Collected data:
********************

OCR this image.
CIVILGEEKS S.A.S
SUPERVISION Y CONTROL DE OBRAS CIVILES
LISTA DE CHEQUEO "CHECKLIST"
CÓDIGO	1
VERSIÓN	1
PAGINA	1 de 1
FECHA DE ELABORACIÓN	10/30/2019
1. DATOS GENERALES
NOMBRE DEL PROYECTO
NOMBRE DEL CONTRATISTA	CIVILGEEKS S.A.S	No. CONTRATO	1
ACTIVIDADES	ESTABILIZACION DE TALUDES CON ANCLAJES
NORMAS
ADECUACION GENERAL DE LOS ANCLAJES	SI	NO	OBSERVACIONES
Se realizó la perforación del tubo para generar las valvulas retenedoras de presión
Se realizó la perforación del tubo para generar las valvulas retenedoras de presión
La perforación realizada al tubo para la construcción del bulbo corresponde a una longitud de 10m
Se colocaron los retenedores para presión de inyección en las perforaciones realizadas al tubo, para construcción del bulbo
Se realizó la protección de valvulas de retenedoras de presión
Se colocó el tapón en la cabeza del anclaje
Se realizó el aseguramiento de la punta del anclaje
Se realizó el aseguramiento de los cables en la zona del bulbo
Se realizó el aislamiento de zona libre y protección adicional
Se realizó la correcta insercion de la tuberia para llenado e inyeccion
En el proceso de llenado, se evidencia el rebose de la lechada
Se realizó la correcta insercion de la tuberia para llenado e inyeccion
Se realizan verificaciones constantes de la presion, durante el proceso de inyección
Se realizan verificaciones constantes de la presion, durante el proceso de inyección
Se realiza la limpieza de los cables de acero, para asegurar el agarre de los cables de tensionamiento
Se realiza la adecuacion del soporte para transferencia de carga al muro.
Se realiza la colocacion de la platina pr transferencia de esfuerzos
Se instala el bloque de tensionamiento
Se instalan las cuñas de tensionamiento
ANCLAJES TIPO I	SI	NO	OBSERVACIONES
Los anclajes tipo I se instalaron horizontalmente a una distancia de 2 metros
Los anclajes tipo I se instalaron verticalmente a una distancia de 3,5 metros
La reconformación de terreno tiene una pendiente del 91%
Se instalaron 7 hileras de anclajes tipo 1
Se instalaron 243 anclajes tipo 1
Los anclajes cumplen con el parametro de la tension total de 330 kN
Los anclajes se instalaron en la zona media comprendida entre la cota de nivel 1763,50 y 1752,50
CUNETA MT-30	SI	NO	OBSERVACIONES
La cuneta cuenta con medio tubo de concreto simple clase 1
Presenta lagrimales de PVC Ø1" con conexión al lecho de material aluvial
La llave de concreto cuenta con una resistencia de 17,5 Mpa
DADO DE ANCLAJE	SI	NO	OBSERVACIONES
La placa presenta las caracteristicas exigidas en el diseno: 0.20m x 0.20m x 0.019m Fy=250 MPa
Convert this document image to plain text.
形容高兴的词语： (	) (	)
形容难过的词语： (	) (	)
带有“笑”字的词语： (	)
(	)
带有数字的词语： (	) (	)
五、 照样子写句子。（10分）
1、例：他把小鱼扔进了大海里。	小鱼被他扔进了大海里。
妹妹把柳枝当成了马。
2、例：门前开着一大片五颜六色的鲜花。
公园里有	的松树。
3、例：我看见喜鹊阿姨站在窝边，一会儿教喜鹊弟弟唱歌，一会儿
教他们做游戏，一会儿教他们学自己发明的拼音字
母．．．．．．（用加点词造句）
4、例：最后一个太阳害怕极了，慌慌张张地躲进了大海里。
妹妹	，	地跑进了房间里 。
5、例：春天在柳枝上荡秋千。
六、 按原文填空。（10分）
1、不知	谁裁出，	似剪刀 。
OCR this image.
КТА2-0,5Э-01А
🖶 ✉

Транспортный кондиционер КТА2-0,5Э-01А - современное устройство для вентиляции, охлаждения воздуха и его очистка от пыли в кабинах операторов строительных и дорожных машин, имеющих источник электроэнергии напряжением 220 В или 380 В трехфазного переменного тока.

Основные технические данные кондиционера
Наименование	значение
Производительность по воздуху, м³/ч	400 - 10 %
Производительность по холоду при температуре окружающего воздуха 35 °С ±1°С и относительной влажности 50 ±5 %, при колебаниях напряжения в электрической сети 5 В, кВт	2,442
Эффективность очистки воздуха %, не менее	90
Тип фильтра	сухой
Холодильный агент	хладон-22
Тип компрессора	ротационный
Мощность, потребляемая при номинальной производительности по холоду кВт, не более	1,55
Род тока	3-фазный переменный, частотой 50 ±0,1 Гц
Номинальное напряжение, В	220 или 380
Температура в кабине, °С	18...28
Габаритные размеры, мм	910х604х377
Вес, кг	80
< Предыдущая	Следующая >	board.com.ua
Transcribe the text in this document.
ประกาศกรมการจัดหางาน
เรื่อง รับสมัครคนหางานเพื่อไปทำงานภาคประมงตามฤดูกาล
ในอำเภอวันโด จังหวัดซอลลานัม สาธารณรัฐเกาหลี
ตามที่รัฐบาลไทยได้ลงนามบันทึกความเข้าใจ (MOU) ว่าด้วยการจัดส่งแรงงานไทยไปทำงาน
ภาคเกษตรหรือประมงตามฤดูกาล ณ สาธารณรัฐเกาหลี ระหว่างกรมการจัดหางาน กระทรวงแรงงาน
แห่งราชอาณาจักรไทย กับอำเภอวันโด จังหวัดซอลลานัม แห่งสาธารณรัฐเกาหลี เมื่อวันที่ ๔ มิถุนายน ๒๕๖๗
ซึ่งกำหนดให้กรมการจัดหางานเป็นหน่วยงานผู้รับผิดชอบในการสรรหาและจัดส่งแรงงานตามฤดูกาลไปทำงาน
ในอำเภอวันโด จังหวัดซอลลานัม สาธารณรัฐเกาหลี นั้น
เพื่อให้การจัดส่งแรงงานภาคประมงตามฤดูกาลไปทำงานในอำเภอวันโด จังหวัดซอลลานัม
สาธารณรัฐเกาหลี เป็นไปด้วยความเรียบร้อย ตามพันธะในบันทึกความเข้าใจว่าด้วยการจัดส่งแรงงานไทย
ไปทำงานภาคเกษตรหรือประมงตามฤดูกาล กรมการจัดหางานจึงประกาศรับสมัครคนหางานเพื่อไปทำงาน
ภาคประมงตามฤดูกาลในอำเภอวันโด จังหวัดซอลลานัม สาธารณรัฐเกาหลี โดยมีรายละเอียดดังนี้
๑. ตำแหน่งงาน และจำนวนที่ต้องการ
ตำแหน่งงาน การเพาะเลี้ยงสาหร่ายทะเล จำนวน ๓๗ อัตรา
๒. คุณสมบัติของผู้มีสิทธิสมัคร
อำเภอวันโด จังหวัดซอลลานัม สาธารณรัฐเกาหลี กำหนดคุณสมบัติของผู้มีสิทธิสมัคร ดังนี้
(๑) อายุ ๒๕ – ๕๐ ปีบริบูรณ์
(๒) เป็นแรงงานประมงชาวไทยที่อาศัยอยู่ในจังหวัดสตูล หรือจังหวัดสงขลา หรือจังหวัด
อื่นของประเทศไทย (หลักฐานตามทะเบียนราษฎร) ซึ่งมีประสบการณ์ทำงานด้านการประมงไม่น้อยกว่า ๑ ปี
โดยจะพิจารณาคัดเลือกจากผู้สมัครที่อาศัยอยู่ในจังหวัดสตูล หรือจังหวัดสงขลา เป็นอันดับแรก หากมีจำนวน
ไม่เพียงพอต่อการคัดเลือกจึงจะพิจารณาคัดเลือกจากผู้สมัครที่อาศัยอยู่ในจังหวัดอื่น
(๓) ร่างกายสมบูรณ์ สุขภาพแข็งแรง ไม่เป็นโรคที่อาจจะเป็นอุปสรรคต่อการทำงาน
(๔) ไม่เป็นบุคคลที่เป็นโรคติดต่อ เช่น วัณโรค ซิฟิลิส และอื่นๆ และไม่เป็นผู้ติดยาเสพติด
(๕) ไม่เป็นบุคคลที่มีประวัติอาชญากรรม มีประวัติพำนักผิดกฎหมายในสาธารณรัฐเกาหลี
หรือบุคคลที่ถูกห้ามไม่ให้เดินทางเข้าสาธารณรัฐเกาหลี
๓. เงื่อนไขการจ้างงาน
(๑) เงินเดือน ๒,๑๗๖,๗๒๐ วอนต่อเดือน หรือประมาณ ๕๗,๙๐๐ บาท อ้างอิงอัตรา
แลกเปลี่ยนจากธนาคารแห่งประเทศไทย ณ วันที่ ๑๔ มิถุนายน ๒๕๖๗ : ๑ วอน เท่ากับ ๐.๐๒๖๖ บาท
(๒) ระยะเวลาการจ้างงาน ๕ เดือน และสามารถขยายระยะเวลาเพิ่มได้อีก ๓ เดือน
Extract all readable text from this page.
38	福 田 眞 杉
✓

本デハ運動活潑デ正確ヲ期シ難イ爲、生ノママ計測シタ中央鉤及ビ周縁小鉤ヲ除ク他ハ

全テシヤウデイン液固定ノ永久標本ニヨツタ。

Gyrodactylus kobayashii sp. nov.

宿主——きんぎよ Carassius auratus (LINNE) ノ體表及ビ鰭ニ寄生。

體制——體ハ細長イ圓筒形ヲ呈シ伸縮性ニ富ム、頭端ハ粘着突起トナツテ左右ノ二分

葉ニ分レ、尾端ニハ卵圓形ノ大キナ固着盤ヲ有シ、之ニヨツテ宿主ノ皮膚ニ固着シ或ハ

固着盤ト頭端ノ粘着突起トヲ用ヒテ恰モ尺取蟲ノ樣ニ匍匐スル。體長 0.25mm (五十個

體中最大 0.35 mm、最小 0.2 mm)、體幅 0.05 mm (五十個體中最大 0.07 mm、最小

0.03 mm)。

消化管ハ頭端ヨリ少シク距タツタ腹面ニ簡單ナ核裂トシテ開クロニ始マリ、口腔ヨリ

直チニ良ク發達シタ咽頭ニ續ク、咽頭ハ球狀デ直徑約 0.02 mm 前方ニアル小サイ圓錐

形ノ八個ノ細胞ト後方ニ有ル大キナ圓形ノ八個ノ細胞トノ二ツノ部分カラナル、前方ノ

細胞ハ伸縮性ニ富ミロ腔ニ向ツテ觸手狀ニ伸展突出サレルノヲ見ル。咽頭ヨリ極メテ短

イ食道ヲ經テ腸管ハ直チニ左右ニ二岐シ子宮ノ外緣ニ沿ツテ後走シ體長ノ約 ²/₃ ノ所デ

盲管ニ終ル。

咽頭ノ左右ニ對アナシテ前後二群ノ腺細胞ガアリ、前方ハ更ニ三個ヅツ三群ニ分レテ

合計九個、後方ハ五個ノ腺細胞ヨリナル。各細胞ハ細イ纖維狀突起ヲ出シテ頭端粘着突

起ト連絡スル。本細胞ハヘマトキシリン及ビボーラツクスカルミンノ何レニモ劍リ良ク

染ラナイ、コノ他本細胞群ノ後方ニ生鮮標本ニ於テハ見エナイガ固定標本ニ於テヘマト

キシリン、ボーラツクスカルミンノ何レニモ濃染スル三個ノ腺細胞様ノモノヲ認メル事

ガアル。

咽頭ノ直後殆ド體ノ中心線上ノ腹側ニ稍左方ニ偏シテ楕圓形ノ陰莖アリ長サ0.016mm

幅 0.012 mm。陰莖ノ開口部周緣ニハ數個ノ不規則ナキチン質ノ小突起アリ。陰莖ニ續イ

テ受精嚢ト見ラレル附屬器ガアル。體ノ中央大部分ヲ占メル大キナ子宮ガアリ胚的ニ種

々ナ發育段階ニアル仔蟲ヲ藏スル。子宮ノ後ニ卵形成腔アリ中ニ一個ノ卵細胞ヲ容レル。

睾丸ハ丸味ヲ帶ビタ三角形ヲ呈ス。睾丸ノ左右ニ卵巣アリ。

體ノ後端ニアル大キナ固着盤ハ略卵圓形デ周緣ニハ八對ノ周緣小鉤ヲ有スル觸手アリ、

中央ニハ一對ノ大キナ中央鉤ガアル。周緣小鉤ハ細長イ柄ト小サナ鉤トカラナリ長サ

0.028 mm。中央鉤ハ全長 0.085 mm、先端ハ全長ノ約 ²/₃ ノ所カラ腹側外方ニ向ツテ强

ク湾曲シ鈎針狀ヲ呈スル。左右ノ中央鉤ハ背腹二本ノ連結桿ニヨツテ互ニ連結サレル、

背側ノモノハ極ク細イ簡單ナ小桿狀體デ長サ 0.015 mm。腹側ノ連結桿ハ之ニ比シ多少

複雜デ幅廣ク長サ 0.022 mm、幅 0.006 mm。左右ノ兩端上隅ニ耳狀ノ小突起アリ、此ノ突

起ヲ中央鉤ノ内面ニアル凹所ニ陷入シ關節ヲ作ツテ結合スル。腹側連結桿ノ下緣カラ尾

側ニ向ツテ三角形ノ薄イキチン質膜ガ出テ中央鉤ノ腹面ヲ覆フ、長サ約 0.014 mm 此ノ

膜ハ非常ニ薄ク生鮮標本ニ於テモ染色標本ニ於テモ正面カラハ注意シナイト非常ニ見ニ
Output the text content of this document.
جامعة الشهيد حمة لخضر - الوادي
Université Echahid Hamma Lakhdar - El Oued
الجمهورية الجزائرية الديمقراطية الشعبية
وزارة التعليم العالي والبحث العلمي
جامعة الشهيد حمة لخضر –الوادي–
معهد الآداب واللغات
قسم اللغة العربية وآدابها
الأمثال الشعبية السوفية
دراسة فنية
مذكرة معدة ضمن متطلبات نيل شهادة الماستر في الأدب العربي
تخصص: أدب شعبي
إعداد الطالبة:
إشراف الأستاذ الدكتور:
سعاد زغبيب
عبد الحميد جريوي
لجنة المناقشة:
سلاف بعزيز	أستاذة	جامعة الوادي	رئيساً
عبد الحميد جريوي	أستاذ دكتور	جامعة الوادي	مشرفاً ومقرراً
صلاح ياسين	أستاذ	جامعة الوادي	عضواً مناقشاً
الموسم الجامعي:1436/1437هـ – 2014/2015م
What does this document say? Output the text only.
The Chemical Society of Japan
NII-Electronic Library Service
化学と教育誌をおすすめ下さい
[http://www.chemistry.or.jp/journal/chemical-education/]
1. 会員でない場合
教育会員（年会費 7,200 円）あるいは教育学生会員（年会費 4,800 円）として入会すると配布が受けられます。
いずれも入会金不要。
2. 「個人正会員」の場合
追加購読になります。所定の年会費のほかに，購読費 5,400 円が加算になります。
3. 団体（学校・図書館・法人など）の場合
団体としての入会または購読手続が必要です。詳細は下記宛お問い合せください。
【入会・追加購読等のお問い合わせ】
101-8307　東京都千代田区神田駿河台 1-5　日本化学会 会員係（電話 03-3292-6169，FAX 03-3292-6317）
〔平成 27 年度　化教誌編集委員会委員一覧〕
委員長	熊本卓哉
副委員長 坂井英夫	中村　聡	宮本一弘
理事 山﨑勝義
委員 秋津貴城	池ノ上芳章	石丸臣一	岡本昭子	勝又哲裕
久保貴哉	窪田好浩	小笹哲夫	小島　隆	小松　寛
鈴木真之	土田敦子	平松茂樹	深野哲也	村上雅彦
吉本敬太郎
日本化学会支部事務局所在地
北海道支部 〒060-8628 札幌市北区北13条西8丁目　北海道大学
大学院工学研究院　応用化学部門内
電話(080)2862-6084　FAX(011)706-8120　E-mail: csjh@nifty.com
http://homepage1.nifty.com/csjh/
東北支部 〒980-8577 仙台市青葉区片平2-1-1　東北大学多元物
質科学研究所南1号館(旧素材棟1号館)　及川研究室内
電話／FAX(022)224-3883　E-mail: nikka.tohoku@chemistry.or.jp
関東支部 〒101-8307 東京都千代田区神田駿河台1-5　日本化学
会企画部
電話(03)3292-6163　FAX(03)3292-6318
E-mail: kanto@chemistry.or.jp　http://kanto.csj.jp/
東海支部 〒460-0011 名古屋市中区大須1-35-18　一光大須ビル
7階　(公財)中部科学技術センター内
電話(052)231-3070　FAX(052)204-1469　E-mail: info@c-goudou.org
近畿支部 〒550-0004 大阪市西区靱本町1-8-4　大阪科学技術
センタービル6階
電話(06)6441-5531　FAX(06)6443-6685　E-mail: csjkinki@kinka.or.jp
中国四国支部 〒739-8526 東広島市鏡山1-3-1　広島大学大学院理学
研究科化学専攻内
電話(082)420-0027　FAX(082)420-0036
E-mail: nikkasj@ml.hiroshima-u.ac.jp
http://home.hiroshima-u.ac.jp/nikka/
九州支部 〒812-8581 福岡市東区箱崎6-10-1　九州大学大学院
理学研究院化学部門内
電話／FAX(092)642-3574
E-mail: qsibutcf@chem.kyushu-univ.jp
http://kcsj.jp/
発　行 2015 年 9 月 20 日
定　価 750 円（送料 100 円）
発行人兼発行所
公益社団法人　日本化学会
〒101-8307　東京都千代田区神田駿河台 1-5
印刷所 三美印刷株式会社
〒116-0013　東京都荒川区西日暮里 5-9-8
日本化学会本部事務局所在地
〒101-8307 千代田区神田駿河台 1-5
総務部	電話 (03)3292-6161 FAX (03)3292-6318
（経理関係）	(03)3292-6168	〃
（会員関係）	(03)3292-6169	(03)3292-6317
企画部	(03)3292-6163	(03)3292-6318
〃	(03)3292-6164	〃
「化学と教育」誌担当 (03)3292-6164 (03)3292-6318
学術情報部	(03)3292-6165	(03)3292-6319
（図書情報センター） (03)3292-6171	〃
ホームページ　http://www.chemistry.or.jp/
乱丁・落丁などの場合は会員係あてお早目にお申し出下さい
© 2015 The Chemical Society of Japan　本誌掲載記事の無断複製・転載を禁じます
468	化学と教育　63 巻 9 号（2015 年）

********************

Work required: Every line of the listing that holds "Output" should be found and copied.

Response to this exercise:
Output the text content of this document.
What does this document say? Output the text only.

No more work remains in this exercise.